SET PROBLEM —
The answer is a single number: how many lines hold the string "shipping".
═══ THE INPUT
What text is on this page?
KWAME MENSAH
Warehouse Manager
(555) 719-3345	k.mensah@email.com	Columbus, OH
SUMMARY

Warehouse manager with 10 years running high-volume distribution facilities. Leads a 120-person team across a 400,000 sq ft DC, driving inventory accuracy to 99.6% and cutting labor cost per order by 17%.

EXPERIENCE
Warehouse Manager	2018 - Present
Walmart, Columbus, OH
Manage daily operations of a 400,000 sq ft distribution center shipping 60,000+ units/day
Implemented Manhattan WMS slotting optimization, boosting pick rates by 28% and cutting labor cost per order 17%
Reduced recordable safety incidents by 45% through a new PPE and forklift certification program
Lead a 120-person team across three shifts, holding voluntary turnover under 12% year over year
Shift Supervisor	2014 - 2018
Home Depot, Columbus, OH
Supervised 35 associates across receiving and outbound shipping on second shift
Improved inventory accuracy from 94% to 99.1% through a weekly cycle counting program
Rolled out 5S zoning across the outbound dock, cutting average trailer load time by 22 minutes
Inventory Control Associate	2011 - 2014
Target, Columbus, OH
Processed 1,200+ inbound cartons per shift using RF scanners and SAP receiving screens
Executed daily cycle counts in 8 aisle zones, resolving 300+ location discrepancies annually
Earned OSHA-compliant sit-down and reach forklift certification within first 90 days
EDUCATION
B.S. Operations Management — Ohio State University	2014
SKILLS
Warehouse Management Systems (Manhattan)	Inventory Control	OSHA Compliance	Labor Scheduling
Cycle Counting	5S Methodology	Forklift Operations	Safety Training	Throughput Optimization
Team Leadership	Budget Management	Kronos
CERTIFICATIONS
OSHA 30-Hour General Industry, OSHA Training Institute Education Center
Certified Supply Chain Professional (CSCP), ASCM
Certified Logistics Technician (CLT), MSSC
══════
CORRECT RESPONSE —
2